-------- FRAGMENT UIT DOCUMENT --------

4.2.2 Bijbehorende bouwwerken

Voor het bouwen van bijbehorende bouwwerken van het hoofdgebouw gelden de volgende regels:

  1. behoudens vergunningvrije bouwwerken conform de thans geldende regelgeving ten aanzien van vergunningvrij bouwen, zijn geen bijbehorende bouwwerken toegestaan. Indien de regelgeving ten aanzien van vergunningvrij bouwen gedurende de planperiode door het bevoegd gezag wordt gewijzigd, wordt rekening gehouden met de wijziging van deze regels;

  2. in afwijking van het gestelde onder a. is ter plaatse van de aanduiding 'specifieke vorm van wonen - bijgebouw' een bijbehorend bouwwerk toegestaan waarvan de een goot- en bouwhoogte van niet meer dan 2,10 meter respectievelijk 3,60 meter mag bedragen;

  3. in afwijking van het gestelde onder a. zijn ter plaatse van de aanduiding 'specifieke bouwaanduiding - zonder bebouwing' geen (vergunningsvrije) bouwwerken toegestaan;

 

4.2.3 Bouwwerken, geen gebouwen zijnde

Voor het bouwen van bouwwerken, geen gebouwen zijnde, gelden de volgende regels:

  1. de bouwhoogte van erf- en terreinafscheidingen mag niet meer bedragen dan 2 meter, met dien verstande dat de hoogte van erf- en terreinafscheidingen vóór de voorgevelrooilijn niet meer dan 1 meter mag bedragen;

  2. de bouwhoogte van de overige bouwwerken, geen gebouwen zijnde, mag niet meer bedragen 3 meter;

  3. het bepaalde onder a. vindt toepassing van het bepaalde in artikel 31.1 van deze planregels.

 

4.3 Nadere eisen

Burgemeester en wethouders kunnen nadere eisen stellen aan de plaats en afmetingen van de bebouwing ter waarborging van:

  1. de sociale veiligheid;

  2. de verkeersveiligheid;

  3. de waterhuishouding;

  4. de brandveiligheid en rampenbestrijding;

  5. de kwaliteit van de openbare ruimte, zoals een samenhangend straat- en bebouwingsbeeld, en de landschappelijke inrichting;

  6. de gebruiksmogelijkheden en het woon- en leefklimaat van aangrenzende gronden en bouwwerken.

-------- RECORDS UIT DATASET --------

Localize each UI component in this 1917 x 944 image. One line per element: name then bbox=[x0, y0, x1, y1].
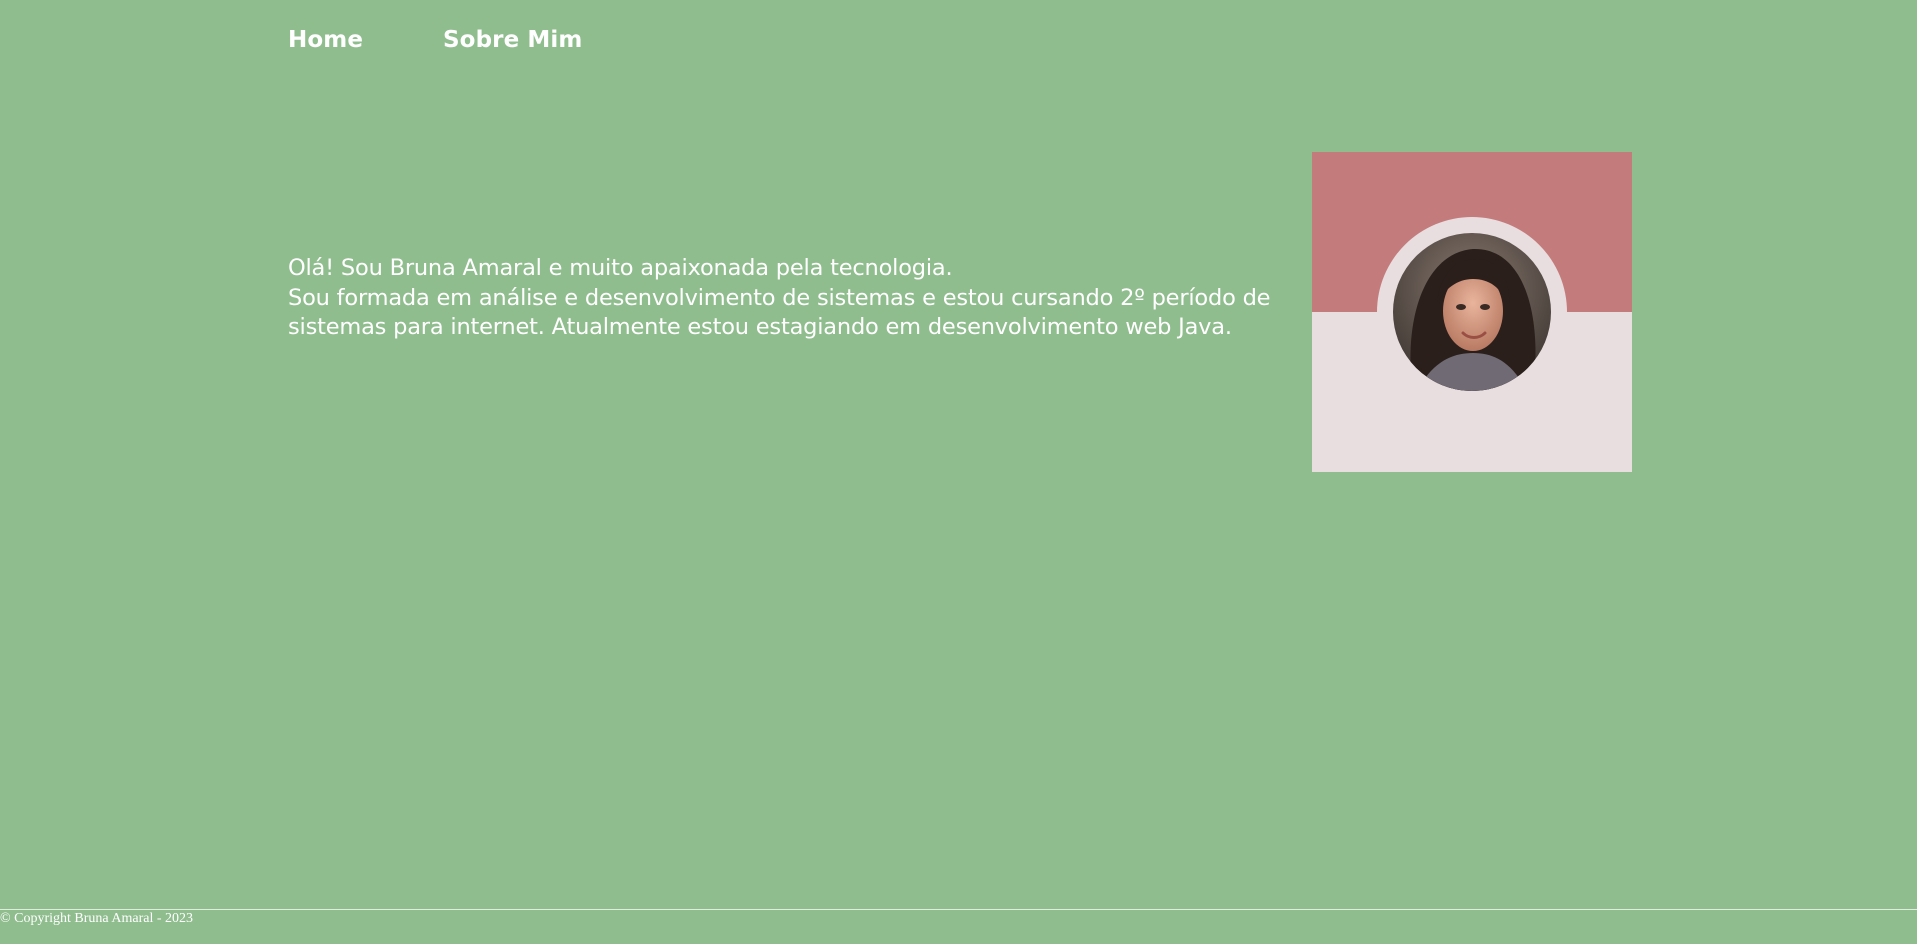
footer-copyright: © Copyright Bruna Amaral - 2023 bbox=[0, 911, 193, 926]
nav-link-sobre-mim[interactable]: Sobre Mim bbox=[443, 27, 582, 53]
intro-description: Sou formada em análise e desenvolvimento… bbox=[288, 284, 1271, 341]
main-nav: Home Sobre Mim bbox=[288, 27, 582, 53]
footer-divider bbox=[0, 909, 1917, 910]
profile-card bbox=[1312, 152, 1632, 472]
intro-greeting: Olá! Sou Bruna Amaral e muito apaixonada… bbox=[288, 255, 953, 281]
nav-link-home[interactable]: Home bbox=[288, 27, 363, 53]
profile-photo bbox=[1393, 233, 1551, 391]
intro-text: Olá! Sou Bruna Amaral e muito apaixonada… bbox=[288, 254, 1308, 343]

--------

Kun je het deel van de planregels dat loopt van "2. de verkeersveiligheid;" tot en met "gronden en bouwwerken." letterlijk overnemen?

2. de verkeersveiligheid;

  3. de waterhuishouding;

  4. de brandveiligheid en rampenbestrijding;

  5. de kwaliteit van de openbare ruimte, zoals een samenhangend straat- en bebouwingsbeeld, en de landschappelijke inrichting;

  6. de gebruiksmogelijkheden en het woon- en leefklimaat van aangrenzende gronden en bouwwerken.